── DATA FOR THIS TASK ──

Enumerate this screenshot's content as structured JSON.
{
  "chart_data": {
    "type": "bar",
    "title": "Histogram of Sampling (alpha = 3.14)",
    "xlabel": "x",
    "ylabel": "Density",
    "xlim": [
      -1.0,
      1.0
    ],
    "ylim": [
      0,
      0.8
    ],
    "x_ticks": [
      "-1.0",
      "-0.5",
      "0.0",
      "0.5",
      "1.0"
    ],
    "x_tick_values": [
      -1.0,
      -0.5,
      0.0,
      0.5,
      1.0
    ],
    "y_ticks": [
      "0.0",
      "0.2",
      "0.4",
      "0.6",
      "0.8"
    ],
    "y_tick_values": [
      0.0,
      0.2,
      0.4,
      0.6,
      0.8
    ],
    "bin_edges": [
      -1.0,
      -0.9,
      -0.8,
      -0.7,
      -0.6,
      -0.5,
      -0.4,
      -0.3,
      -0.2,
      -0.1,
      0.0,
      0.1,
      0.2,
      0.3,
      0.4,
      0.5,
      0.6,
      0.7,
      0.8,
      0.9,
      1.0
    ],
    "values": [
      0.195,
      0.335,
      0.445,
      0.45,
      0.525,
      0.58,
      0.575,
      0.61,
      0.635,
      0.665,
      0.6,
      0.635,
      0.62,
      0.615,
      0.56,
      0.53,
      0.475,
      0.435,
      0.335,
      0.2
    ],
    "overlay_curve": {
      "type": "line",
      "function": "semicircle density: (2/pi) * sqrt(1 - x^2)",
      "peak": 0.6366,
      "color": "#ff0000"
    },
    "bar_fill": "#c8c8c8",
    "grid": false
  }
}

───

THE TASK
Repeat the records above exactly.

FULL ANSWER
Enumerate this screenshot's content as structured JSON.
{
  "chart_data": {
    "type": "bar",
    "title": "Histogram of Sampling (alpha = 3.14)",
    "xlabel": "x",
    "ylabel": "Density",
    "xlim": [
      -1.0,
      1.0
    ],
    "ylim": [
      0,
      0.8
    ],
    "x_ticks": [
      "-1.0",
      "-0.5",
      "0.0",
      "0.5",
      "1.0"
    ],
    "x_tick_values": [
      -1.0,
      -0.5,
      0.0,
      0.5,
      1.0
    ],
    "y_ticks": [
      "0.0",
      "0.2",
      "0.4",
      "0.6",
      "0.8"
    ],
    "y_tick_values": [
      0.0,
      0.2,
      0.4,
      0.6,
      0.8
    ],
    "bin_edges": [
      -1.0,
      -0.9,
      -0.8,
      -0.7,
      -0.6,
      -0.5,
      -0.4,
      -0.3,
      -0.2,
      -0.1,
      0.0,
      0.1,
      0.2,
      0.3,
      0.4,
      0.5,
      0.6,
      0.7,
      0.8,
      0.9,
      1.0
    ],
    "values": [
      0.195,
      0.335,
      0.445,
      0.45,
      0.525,
      0.58,
      0.575,
      0.61,
      0.635,
      0.665,
      0.6,
      0.635,
      0.62,
      0.615,
      0.56,
      0.53,
      0.475,
      0.435,
      0.335,
      0.2
    ],
    "overlay_curve": {
      "type": "line",
      "function": "semicircle density: (2/pi) * sqrt(1 - x^2)",
      "peak": 0.6366,
      "color": "#ff0000"
    },
    "bar_fill": "#c8c8c8",
    "grid": false
  }
}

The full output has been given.